- [STATED EXERCISE]: Transcribe each record exactly. Include every one.

⁂

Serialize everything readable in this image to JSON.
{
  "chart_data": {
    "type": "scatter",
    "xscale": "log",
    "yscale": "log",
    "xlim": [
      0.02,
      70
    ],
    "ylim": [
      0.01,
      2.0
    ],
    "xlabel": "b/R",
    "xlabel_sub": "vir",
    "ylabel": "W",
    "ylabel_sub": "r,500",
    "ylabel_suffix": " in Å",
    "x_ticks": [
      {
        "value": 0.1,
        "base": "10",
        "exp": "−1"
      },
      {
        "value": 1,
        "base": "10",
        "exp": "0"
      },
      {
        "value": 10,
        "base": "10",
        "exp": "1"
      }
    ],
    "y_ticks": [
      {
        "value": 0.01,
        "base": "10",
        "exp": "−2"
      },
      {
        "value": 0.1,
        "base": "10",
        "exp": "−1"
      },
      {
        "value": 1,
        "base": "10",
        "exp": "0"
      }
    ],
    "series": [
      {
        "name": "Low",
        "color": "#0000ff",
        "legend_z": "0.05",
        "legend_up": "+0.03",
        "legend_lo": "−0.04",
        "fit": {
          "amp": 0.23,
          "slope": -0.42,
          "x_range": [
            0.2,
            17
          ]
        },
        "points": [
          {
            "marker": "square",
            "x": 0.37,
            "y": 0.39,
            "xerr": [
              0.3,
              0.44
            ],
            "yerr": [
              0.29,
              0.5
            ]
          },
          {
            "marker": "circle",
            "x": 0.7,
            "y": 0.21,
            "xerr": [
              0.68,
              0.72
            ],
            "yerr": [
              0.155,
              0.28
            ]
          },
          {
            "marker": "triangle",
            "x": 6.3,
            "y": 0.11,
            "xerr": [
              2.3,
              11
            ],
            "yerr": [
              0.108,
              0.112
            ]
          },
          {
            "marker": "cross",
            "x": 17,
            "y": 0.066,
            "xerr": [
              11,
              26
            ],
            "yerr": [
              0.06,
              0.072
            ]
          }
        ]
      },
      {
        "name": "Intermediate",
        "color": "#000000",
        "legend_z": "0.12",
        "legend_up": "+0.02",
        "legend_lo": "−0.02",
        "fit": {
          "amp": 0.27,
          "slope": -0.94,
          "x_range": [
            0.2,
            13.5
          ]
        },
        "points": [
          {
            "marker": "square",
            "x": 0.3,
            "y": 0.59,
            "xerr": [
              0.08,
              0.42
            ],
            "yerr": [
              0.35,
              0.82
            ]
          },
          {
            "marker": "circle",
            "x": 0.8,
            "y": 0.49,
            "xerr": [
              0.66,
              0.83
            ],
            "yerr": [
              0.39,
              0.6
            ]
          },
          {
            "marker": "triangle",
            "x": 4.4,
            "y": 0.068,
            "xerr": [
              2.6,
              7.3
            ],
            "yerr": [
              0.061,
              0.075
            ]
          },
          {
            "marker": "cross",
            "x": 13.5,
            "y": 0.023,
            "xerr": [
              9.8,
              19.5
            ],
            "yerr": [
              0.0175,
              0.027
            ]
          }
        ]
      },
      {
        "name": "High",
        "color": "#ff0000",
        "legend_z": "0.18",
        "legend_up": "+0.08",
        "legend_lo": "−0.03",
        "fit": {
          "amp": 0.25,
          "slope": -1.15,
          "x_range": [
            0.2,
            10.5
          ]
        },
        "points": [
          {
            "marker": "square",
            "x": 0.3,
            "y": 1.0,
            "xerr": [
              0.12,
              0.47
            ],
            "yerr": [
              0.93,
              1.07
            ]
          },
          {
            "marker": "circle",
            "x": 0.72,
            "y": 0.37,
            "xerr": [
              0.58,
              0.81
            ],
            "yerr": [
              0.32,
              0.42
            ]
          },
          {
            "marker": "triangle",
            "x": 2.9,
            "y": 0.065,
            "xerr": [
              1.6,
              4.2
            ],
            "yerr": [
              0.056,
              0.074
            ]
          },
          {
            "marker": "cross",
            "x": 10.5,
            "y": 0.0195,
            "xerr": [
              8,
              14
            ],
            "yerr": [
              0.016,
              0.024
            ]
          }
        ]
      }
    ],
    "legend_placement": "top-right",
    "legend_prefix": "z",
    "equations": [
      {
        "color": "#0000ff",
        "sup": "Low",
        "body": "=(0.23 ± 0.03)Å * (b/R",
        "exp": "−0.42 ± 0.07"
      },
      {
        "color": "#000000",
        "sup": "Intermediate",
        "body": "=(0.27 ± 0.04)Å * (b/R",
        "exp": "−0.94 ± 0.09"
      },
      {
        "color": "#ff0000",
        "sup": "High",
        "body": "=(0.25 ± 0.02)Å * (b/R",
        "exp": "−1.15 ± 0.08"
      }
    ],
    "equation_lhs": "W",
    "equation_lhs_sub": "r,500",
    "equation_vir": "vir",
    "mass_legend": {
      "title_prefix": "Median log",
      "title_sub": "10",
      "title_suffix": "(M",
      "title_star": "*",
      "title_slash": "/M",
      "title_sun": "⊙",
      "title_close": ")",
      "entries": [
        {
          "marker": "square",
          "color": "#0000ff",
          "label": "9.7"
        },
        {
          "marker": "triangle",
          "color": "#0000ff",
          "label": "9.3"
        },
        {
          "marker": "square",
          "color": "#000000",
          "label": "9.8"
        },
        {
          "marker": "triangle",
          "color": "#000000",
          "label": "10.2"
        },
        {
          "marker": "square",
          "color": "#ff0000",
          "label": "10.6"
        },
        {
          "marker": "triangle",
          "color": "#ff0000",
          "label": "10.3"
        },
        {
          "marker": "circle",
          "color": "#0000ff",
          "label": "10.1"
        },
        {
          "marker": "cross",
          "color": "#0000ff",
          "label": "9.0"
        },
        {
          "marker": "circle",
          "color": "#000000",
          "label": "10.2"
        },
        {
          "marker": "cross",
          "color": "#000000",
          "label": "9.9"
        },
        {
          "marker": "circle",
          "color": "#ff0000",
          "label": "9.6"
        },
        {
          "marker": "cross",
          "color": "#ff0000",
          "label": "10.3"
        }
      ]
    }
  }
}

⁂

- [WRITTEN RESPONSE]:
Serialize everything readable in this image to JSON.
{
  "chart_data": {
    "type": "scatter",
    "xscale": "log",
    "yscale": "log",
    "xlim": [
      0.02,
      70
    ],
    "ylim": [
      0.01,
      2.0
    ],
    "xlabel": "b/R",
    "xlabel_sub": "vir",
    "ylabel": "W",
    "ylabel_sub": "r,500",
    "ylabel_suffix": " in Å",
    "x_ticks": [
      {
        "value": 0.1,
        "base": "10",
        "exp": "−1"
      },
      {
        "value": 1,
        "base": "10",
        "exp": "0"
      },
      {
        "value": 10,
        "base": "10",
        "exp": "1"
      }
    ],
    "y_ticks": [
      {
        "value": 0.01,
        "base": "10",
        "exp": "−2"
      },
      {
        "value": 0.1,
        "base": "10",
        "exp": "−1"
      },
      {
        "value": 1,
        "base": "10",
        "exp": "0"
      }
    ],
    "series": [
      {
        "name": "Low",
        "color": "#0000ff",
        "legend_z": "0.05",
        "legend_up": "+0.03",
        "legend_lo": "−0.04",
        "fit": {
          "amp": 0.23,
          "slope": -0.42,
          "x_range": [
            0.2,
            17
          ]
        },
        "points": [
          {
            "marker": "square",
            "x": 0.37,
            "y": 0.39,
            "xerr": [
              0.3,
              0.44
            ],
            "yerr": [
              0.29,
              0.5
            ]
          },
          {
            "marker": "circle",
            "x": 0.7,
            "y": 0.21,
            "xerr": [
              0.68,
              0.72
            ],
            "yerr": [
              0.155,
              0.28
            ]
          },
          {
            "marker": "triangle",
            "x": 6.3,
            "y": 0.11,
            "xerr": [
              2.3,
              11
            ],
            "yerr": [
              0.108,
              0.112
            ]
          },
          {
            "marker": "cross",
            "x": 17,
            "y": 0.066,
            "xerr": [
              11,
              26
            ],
            "yerr": [
              0.06,
              0.072
            ]
          }
        ]
      },
      {
        "name": "Intermediate",
        "color": "#000000",
        "legend_z": "0.12",
        "legend_up": "+0.02",
        "legend_lo": "−0.02",
        "fit": {
          "amp": 0.27,
          "slope": -0.94,
          "x_range": [
            0.2,
            13.5
          ]
        },
        "points": [
          {
            "marker": "square",
            "x": 0.3,
            "y": 0.59,
            "xerr": [
              0.08,
              0.42
            ],
            "yerr": [
              0.35,
              0.82
            ]
          },
          {
            "marker": "circle",
            "x": 0.8,
            "y": 0.49,
            "xerr": [
              0.66,
              0.83
            ],
            "yerr": [
              0.39,
              0.6
            ]
          },
          {
            "marker": "triangle",
            "x": 4.4,
            "y": 0.068,
            "xerr": [
              2.6,
              7.3
            ],
            "yerr": [
              0.061,
              0.075
            ]
          },
          {
            "marker": "cross",
            "x": 13.5,
            "y": 0.023,
            "xerr": [
              9.8,
              19.5
            ],
            "yerr": [
              0.0175,
              0.027
            ]
          }
        ]
      },
      {
        "name": "High",
        "color": "#ff0000",
        "legend_z": "0.18",
        "legend_up": "+0.08",
        "legend_lo": "−0.03",
        "fit": {
          "amp": 0.25,
          "slope": -1.15,
          "x_range": [
            0.2,
            10.5
          ]
        },
        "points": [
          {
            "marker": "square",
            "x": 0.3,
            "y": 1.0,
            "xerr": [
              0.12,
              0.47
            ],
            "yerr": [
              0.93,
              1.07
            ]
          },
          {
            "marker": "circle",
            "x": 0.72,
            "y": 0.37,
            "xerr": [
              0.58,
              0.81
            ],
            "yerr": [
              0.32,
              0.42
            ]
          },
          {
            "marker": "triangle",
            "x": 2.9,
            "y": 0.065,
            "xerr": [
              1.6,
              4.2
            ],
            "yerr": [
              0.056,
              0.074
            ]
          },
          {
            "marker": "cross",
            "x": 10.5,
            "y": 0.0195,
            "xerr": [
              8,
              14
            ],
            "yerr": [
              0.016,
              0.024
            ]
          }
        ]
      }
    ],
    "legend_placement": "top-right",
    "legend_prefix": "z",
    "equations": [
      {
        "color": "#0000ff",
        "sup": "Low",
        "body": "=(0.23 ± 0.03)Å * (b/R",
        "exp": "−0.42 ± 0.07"
      },
      {
        "color": "#000000",
        "sup": "Intermediate",
        "body": "=(0.27 ± 0.04)Å * (b/R",
        "exp": "−0.94 ± 0.09"
      },
      {
        "color": "#ff0000",
        "sup": "High",
        "body": "=(0.25 ± 0.02)Å * (b/R",
        "exp": "−1.15 ± 0.08"
      }
    ],
    "equation_lhs": "W",
    "equation_lhs_sub": "r,500",
    "equation_vir": "vir",
    "mass_legend": {
      "title_prefix": "Median log",
      "title_sub": "10",
      "title_suffix": "(M",
      "title_star": "*",
      "title_slash": "/M",
      "title_sun": "⊙",
      "title_close": ")",
      "entries": [
        {
          "marker": "square",
          "color": "#0000ff",
          "label": "9.7"
        },
        {
          "marker": "triangle",
          "color": "#0000ff",
          "label": "9.3"
        },
        {
          "marker": "square",
          "color": "#000000",
          "label": "9.8"
        },
        {
          "marker": "triangle",
          "color": "#000000",
          "label": "10.2"
        },
        {
          "marker": "square",
          "color": "#ff0000",
          "label": "10.6"
        },
        {
          "marker": "triangle",
          "color": "#ff0000",
          "label": "10.3"
        },
        {
          "marker": "circle",
          "color": "#0000ff",
          "label": "10.1"
        },
        {
          "marker": "cross",
          "color": "#0000ff",
          "label": "9.0"
        },
        {
          "marker": "circle",
          "color": "#000000",
          "label": "10.2"
        },
        {
          "marker": "cross",
          "color": "#000000",
          "label": "9.9"
        },
        {
          "marker": "circle",
          "color": "#ff0000",
          "label": "9.6"
        },
        {
          "marker": "cross",
          "color": "#ff0000",
          "label": "10.3"
        }
      ]
    }
  }
}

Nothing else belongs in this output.